Stated task
Search the data below for the word "glyph" and copy each line that holds it.

Provided entries

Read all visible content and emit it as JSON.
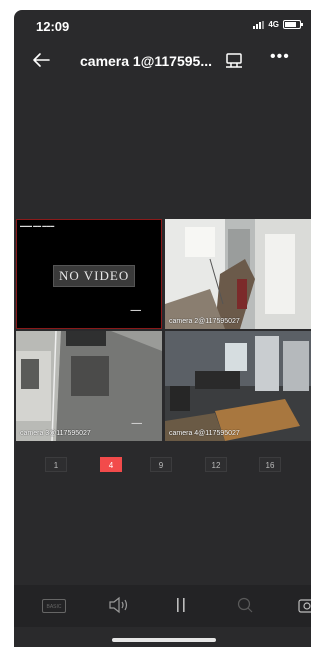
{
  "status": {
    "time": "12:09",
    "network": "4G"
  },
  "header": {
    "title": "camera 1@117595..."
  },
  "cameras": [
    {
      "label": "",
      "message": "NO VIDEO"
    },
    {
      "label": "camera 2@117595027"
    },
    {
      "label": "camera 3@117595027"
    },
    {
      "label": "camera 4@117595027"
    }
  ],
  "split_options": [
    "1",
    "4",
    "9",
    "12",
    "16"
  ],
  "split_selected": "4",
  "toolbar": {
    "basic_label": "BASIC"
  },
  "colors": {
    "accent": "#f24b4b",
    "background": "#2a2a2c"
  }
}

---

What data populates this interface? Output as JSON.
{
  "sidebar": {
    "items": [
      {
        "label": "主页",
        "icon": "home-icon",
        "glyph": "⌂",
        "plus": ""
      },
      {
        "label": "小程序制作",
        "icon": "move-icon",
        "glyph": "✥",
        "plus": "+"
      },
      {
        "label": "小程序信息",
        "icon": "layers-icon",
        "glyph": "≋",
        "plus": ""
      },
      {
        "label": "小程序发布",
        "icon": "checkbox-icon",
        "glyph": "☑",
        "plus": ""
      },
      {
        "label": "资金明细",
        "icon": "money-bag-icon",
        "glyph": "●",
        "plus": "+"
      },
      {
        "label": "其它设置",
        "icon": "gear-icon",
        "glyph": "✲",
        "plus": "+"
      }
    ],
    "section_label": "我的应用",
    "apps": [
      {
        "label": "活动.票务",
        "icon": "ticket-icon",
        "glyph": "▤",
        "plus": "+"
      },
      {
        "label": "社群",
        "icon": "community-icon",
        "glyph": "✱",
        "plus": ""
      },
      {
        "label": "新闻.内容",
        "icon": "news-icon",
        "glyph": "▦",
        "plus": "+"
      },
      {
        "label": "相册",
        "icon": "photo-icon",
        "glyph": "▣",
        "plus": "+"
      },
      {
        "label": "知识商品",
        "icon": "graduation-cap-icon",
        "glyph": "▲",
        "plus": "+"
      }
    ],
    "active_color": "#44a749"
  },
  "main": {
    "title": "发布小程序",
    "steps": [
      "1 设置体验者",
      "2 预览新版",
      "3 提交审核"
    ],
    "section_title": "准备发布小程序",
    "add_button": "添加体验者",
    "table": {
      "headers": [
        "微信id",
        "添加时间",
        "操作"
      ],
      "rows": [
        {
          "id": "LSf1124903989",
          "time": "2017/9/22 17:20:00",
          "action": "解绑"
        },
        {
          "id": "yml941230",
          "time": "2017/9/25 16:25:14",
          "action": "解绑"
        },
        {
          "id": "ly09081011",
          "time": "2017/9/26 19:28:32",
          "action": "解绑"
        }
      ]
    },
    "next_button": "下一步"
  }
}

Right answer
        "glyph": "⌂",
        "glyph": "✥",
        "glyph": "≋",
        "glyph": "☑",
        "glyph": "●",
        "glyph": "✲",
        "glyph": "▤",
        "glyph": "✱",
        "glyph": "▦",
        "glyph": "▣",
        "glyph": "▲",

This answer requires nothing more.